Write out all of the entries exactly, please.

Saved entries:
-=-=-

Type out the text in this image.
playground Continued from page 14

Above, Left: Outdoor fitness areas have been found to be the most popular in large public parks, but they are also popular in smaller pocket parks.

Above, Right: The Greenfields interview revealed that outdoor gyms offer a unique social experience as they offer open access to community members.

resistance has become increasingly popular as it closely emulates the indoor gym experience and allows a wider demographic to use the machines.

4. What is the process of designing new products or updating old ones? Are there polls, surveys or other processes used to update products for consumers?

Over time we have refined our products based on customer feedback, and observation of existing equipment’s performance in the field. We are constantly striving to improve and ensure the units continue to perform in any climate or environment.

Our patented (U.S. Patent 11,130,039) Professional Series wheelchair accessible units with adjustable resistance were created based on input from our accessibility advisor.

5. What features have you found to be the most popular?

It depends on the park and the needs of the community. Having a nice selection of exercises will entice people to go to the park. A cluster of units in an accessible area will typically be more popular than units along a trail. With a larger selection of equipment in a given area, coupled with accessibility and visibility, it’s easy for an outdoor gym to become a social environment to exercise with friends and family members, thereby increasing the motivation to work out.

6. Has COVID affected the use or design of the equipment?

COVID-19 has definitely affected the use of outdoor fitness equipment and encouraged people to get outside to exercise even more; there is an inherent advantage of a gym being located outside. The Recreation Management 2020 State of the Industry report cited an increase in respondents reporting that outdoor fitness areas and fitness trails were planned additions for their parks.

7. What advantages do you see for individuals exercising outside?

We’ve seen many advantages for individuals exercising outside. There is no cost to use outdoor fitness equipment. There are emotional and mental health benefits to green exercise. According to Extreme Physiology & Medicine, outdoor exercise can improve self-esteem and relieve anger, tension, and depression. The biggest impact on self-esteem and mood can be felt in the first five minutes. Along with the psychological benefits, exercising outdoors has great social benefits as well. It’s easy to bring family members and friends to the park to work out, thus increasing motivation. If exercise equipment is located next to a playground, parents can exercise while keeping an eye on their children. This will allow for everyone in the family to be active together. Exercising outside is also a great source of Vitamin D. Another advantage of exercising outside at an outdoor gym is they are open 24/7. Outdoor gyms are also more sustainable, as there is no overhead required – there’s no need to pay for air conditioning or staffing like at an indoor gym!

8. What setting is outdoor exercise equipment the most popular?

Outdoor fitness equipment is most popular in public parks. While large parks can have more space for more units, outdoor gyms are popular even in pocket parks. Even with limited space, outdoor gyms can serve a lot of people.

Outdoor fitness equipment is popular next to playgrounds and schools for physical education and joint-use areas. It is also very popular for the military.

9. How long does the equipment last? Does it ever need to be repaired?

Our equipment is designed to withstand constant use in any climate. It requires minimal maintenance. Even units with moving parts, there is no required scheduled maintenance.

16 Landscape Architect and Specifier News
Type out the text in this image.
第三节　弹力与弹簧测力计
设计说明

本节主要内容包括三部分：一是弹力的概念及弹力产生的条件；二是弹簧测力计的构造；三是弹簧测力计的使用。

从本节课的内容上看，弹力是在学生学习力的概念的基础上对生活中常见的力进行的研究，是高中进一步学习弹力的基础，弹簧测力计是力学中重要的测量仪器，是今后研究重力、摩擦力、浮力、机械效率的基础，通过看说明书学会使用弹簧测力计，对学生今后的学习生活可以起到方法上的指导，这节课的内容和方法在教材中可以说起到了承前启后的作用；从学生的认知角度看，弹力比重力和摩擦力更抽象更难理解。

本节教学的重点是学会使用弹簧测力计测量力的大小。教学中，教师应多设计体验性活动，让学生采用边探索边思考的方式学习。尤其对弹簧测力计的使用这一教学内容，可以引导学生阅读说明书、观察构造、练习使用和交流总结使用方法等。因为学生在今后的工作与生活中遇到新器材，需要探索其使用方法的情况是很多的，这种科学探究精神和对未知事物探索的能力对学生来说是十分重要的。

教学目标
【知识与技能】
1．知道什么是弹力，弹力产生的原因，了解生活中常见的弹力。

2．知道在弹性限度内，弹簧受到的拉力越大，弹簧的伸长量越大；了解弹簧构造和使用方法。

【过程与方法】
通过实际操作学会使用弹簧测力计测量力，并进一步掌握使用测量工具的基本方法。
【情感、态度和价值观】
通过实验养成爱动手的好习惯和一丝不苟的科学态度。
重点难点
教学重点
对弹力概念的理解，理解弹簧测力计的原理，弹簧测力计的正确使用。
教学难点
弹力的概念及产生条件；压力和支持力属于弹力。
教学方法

-=-=-

**Complete output:**
Type out the text in this image.
playground Continued from page 14

Above, Left: Outdoor fitness areas have been found to be the most popular in large public parks, but they are also popular in smaller pocket parks.

Above, Right: The Greenfields interview revealed that outdoor gyms offer a unique social experience as they offer open access to community members.

resistance has become increasingly popular as it closely emulates the indoor gym experience and allows a wider demographic to use the machines.

4. What is the process of designing new products or updating old ones? Are there polls, surveys or other processes used to update products for consumers?

Over time we have refined our products based on customer feedback, and observation of existing equipment’s performance in the field. We are constantly striving to improve and ensure the units continue to perform in any climate or environment.

Our patented (U.S. Patent 11,130,039) Professional Series wheelchair accessible units with adjustable resistance were created based on input from our accessibility advisor.

5. What features have you found to be the most popular?

It depends on the park and the needs of the community. Having a nice selection of exercises will entice people to go to the park. A cluster of units in an accessible area will typically be more popular than units along a trail. With a larger selection of equipment in a given area, coupled with accessibility and visibility, it’s easy for an outdoor gym to become a social environment to exercise with friends and family members, thereby increasing the motivation to work out.

6. Has COVID affected the use or design of the equipment?

COVID-19 has definitely affected the use of outdoor fitness equipment and encouraged people to get outside to exercise even more; there is an inherent advantage of a gym being located outside. The Recreation Management 2020 State of the Industry report cited an increase in respondents reporting that outdoor fitness areas and fitness trails were planned additions for their parks.

7. What advantages do you see for individuals exercising outside?

We’ve seen many advantages for individuals exercising outside. There is no cost to use outdoor fitness equipment. There are emotional and mental health benefits to green exercise. According to Extreme Physiology & Medicine, outdoor exercise can improve self-esteem and relieve anger, tension, and depression. The biggest impact on self-esteem and mood can be felt in the first five minutes. Along with the psychological benefits, exercising outdoors has great social benefits as well. It’s easy to bring family members and friends to the park to work out, thus increasing motivation. If exercise equipment is located next to a playground, parents can exercise while keeping an eye on their children. This will allow for everyone in the family to be active together. Exercising outside is also a great source of Vitamin D. Another advantage of exercising outside at an outdoor gym is they are open 24/7. Outdoor gyms are also more sustainable, as there is no overhead required – there’s no need to pay for air conditioning or staffing like at an indoor gym!

8. What setting is outdoor exercise equipment the most popular?

Outdoor fitness equipment is most popular in public parks. While large parks can have more space for more units, outdoor gyms are popular even in pocket parks. Even with limited space, outdoor gyms can serve a lot of people.

Outdoor fitness equipment is popular next to playgrounds and schools for physical education and joint-use areas. It is also very popular for the military.

9. How long does the equipment last? Does it ever need to be repaired?

Our equipment is designed to withstand constant use in any climate. It requires minimal maintenance. Even units with moving parts, there is no required scheduled maintenance.

16 Landscape Architect and Specifier News
Type out the text in this image.
第三节　弹力与弹簧测力计
设计说明

本节主要内容包括三部分：一是弹力的概念及弹力产生的条件；二是弹簧测力计的构造；三是弹簧测力计的使用。

从本节课的内容上看，弹力是在学生学习力的概念的基础上对生活中常见的力进行的研究，是高中进一步学习弹力的基础，弹簧测力计是力学中重要的测量仪器，是今后研究重力、摩擦力、浮力、机械效率的基础，通过看说明书学会使用弹簧测力计，对学生今后的学习生活可以起到方法上的指导，这节课的内容和方法在教材中可以说起到了承前启后的作用；从学生的认知角度看，弹力比重力和摩擦力更抽象更难理解。

本节教学的重点是学会使用弹簧测力计测量力的大小。教学中，教师应多设计体验性活动，让学生采用边探索边思考的方式学习。尤其对弹簧测力计的使用这一教学内容，可以引导学生阅读说明书、观察构造、练习使用和交流总结使用方法等。因为学生在今后的工作与生活中遇到新器材，需要探索其使用方法的情况是很多的，这种科学探究精神和对未知事物探索的能力对学生来说是十分重要的。

教学目标
【知识与技能】
1．知道什么是弹力，弹力产生的原因，了解生活中常见的弹力。

2．知道在弹性限度内，弹簧受到的拉力越大，弹簧的伸长量越大；了解弹簧构造和使用方法。

【过程与方法】
通过实际操作学会使用弹簧测力计测量力，并进一步掌握使用测量工具的基本方法。
【情感、态度和价值观】
通过实验养成爱动手的好习惯和一丝不苟的科学态度。
重点难点
教学重点
对弹力概念的理解，理解弹簧测力计的原理，弹簧测力计的正确使用。
教学难点
弹力的概念及产生条件；压力和支持力属于弹力。
教学方法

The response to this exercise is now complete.